* start RECORDS SUPPLIED *

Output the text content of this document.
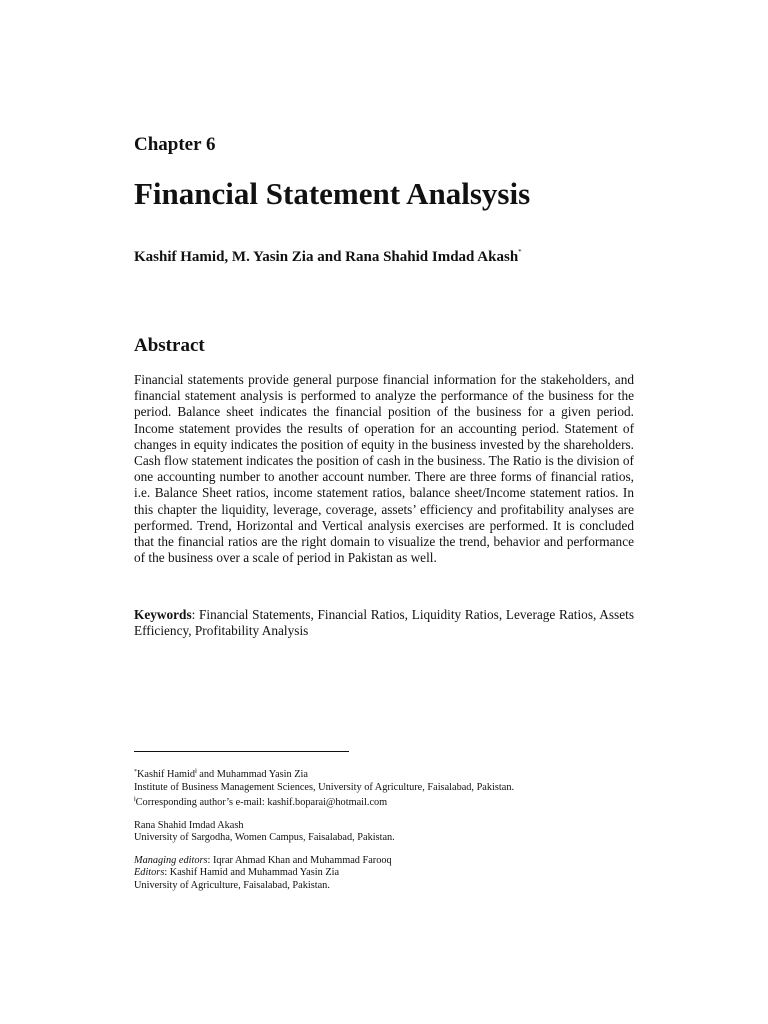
Chapter 6
Financial Statement Analsysis
Kashif Hamid, M. Yasin Zia and Rana Shahid Imdad Akash*
Abstract

Financial statements provide general purpose financial information for the stakeholders, and financial statement analysis is performed to analyze the performance of the business for the period. Balance sheet indicates the financial position of the business for a given period. Income statement provides the results of operation for an accounting period. Statement of changes in equity indicates the position of equity in the business invested by the shareholders. Cash flow statement indicates the position of cash in the business. The Ratio is the division of one accounting number to another account number. There are three forms of financial ratios, i.e. Balance Sheet ratios, income statement ratios, balance sheet/Income statement ratios. In this chapter the liquidity, leverage, coverage, assets’ efficiency and profitability analyses are performed. Trend, Horizontal and Vertical analysis exercises are performed. It is concluded that the financial ratios are the right domain to visualize the trend, behavior and performance of the business over a scale of period in Pakistan as well.

Keywords: Financial Statements, Financial Ratios, Liquidity Ratios, Leverage Ratios, Assets Efficiency, Profitability Analysis

*Kashif Hamid$^ł$ and Muhammad Yasin Zia
Institute of Business Management Sciences, University of Agriculture, Faisalabad, Pakistan.
$^ł$Corresponding author’s e-mail: kashif.boparai@hotmail.com
Rana Shahid Imdad Akash
University of Sargodha, Women Campus, Faisalabad, Pakistan.
Managing editors: Iqrar Ahmad Khan and Muhammad Farooq
Editors: Kashif Hamid and Muhammad Yasin Zia
University of Agriculture, Faisalabad, Pakistan.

* end RECORDS SUPPLIED *

◆ SHORT PROBLEM ◆
Quote the material word for word, dropping any images it holds.

◆ EXERCISE OUTPUT ◆
Output the text content of this document.
Chapter 6
Financial Statement Analsysis
Kashif Hamid, M. Yasin Zia and Rana Shahid Imdad Akash*
Abstract

Financial statements provide general purpose financial information for the stakeholders, and financial statement analysis is performed to analyze the performance of the business for the period. Balance sheet indicates the financial position of the business for a given period. Income statement provides the results of operation for an accounting period. Statement of changes in equity indicates the position of equity in the business invested by the shareholders. Cash flow statement indicates the position of cash in the business. The Ratio is the division of one accounting number to another account number. There are three forms of financial ratios, i.e. Balance Sheet ratios, income statement ratios, balance sheet/Income statement ratios. In this chapter the liquidity, leverage, coverage, assets’ efficiency and profitability analyses are performed. Trend, Horizontal and Vertical analysis exercises are performed. It is concluded that the financial ratios are the right domain to visualize the trend, behavior and performance of the business over a scale of period in Pakistan as well.

Keywords: Financial Statements, Financial Ratios, Liquidity Ratios, Leverage Ratios, Assets Efficiency, Profitability Analysis

*Kashif Hamid$^ł$ and Muhammad Yasin Zia
Institute of Business Management Sciences, University of Agriculture, Faisalabad, Pakistan.
$^ł$Corresponding author’s e-mail: kashif.boparai@hotmail.com
Rana Shahid Imdad Akash
University of Sargodha, Women Campus, Faisalabad, Pakistan.
Managing editors: Iqrar Ahmad Khan and Muhammad Farooq
Editors: Kashif Hamid and Muhammad Yasin Zia
University of Agriculture, Faisalabad, Pakistan.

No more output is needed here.